<<<<
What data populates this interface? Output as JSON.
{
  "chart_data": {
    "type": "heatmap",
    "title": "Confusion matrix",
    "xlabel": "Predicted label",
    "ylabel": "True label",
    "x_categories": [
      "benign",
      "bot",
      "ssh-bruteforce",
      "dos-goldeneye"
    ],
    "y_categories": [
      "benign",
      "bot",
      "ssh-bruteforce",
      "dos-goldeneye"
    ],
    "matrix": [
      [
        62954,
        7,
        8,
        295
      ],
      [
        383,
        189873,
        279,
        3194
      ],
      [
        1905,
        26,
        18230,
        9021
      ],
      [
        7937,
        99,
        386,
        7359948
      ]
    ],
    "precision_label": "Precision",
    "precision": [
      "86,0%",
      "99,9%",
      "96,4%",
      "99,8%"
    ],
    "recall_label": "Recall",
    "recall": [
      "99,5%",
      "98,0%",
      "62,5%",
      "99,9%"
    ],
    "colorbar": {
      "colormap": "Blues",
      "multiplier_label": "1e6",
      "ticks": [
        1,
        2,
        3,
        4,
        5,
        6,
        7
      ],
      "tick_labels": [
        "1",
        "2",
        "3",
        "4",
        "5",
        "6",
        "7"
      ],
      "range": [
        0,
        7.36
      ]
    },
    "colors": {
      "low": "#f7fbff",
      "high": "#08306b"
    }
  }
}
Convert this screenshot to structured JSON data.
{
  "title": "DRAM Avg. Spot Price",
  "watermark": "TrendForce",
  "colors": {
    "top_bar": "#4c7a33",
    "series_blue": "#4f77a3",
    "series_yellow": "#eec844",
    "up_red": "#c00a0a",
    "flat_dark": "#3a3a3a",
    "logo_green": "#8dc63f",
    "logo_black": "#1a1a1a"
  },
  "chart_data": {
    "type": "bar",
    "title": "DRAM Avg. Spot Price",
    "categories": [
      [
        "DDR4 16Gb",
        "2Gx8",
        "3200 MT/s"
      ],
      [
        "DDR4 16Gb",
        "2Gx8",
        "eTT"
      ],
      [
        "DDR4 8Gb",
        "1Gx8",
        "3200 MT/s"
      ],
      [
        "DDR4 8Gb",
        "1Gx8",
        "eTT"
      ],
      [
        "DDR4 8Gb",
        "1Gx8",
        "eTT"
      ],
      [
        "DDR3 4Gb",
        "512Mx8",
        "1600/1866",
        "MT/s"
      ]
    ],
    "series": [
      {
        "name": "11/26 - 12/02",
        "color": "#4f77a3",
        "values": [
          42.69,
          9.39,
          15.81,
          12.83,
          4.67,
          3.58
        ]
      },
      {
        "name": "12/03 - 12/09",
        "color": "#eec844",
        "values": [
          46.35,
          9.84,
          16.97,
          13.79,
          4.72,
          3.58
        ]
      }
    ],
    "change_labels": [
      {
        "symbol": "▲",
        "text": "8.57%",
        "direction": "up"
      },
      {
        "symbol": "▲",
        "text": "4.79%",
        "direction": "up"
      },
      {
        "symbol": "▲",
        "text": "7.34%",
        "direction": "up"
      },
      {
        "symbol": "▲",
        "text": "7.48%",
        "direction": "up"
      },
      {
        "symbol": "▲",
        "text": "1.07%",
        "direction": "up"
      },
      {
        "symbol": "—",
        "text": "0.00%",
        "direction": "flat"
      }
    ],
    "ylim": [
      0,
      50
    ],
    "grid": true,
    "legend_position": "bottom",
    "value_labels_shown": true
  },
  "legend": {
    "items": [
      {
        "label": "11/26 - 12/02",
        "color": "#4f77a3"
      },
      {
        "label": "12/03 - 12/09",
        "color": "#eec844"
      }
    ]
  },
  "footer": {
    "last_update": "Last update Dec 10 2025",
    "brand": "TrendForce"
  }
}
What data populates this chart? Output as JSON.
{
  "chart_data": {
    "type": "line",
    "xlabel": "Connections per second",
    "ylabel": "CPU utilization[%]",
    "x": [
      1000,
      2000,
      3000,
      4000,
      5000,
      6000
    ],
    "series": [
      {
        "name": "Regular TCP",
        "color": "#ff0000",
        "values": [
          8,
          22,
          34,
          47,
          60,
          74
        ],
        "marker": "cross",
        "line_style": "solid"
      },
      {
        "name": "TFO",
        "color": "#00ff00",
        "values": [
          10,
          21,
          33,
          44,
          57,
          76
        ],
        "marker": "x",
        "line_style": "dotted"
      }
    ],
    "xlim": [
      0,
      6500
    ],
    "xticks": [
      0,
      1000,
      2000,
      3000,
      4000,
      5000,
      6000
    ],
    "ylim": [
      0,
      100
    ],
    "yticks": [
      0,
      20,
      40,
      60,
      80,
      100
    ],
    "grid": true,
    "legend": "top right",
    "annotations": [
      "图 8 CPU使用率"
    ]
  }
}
>>>>
<<<<
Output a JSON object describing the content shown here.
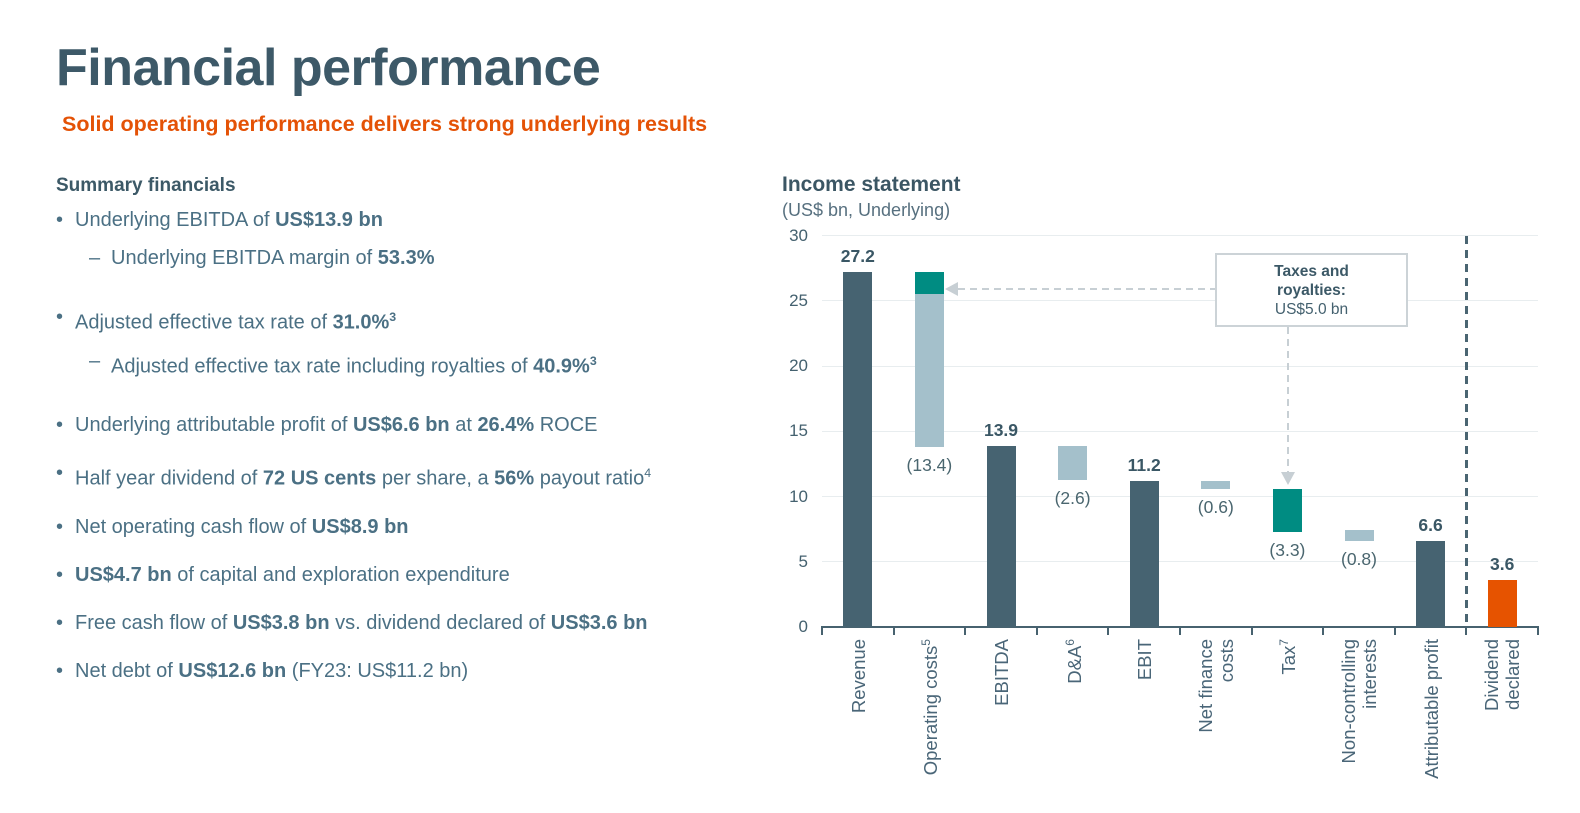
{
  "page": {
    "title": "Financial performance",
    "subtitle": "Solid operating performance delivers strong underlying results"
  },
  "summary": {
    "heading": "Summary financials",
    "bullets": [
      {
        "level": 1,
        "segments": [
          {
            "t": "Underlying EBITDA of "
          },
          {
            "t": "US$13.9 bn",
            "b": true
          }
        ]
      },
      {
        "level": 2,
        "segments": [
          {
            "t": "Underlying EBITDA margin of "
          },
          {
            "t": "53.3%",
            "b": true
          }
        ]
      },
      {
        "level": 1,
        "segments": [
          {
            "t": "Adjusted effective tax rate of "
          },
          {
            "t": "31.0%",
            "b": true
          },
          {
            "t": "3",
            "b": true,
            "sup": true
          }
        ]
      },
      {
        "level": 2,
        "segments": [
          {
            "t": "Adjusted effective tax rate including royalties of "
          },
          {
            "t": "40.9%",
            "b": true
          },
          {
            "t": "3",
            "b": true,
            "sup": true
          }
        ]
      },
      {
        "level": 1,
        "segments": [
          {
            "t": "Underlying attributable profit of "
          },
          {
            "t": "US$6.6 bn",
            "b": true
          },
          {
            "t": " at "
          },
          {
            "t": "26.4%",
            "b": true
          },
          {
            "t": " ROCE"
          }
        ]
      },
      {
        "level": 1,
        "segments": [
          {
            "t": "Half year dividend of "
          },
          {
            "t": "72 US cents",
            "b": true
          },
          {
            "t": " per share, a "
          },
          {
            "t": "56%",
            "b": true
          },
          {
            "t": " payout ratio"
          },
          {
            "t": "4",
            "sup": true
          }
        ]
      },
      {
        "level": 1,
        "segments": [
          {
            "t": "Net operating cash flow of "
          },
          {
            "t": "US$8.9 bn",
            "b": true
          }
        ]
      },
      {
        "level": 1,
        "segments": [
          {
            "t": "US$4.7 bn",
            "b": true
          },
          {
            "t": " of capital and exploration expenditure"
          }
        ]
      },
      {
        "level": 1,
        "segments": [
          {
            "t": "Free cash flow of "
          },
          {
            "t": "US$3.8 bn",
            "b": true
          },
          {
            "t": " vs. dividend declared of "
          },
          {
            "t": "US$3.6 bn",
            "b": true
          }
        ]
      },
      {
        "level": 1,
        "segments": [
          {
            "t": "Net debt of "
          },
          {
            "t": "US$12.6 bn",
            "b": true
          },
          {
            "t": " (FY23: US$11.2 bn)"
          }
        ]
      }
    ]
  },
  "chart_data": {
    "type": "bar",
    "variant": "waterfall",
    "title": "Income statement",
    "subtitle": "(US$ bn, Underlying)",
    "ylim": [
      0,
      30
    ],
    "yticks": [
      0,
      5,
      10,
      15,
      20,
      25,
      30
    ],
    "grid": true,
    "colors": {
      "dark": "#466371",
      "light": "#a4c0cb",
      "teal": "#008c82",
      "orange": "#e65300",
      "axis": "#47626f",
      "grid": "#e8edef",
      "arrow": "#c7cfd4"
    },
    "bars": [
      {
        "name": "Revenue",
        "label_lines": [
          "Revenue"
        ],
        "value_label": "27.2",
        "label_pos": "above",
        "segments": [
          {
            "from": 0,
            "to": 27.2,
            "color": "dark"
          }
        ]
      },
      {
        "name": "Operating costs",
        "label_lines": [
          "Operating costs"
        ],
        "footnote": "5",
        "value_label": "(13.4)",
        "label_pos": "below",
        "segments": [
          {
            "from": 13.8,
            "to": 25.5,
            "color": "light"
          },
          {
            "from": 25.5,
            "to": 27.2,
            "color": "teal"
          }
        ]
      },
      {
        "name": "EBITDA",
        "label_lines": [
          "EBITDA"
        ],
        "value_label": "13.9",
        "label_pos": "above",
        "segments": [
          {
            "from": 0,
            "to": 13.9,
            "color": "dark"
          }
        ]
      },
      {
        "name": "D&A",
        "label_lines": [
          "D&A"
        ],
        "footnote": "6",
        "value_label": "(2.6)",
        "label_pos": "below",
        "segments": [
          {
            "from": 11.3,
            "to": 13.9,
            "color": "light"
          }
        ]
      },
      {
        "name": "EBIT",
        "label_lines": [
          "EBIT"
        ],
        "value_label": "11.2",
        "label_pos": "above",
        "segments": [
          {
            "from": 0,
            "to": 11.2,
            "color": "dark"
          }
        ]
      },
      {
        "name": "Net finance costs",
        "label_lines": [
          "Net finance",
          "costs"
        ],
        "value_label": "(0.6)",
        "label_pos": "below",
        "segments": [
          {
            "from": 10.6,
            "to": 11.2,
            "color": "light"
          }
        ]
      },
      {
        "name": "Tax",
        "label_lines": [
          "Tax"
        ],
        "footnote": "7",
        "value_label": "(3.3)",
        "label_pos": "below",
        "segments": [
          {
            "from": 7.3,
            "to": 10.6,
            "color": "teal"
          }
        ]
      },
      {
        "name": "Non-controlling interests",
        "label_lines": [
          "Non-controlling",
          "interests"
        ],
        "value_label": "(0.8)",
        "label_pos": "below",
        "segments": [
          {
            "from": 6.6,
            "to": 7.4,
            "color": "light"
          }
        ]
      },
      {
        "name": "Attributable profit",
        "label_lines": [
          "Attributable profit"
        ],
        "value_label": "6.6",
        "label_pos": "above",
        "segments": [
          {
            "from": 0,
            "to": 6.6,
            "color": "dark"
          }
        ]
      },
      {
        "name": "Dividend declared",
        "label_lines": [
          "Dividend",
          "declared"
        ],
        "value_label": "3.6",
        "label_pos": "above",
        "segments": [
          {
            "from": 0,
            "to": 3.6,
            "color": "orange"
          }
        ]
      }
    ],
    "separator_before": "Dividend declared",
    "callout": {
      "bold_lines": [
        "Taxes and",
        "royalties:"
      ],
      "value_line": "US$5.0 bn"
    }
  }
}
>>>>
• [YOUR INSTRUCTIONS] Count the lines in the entries that hold the word "effective", and give nothing but the total.

• [EXERCISE RESPONSE] 2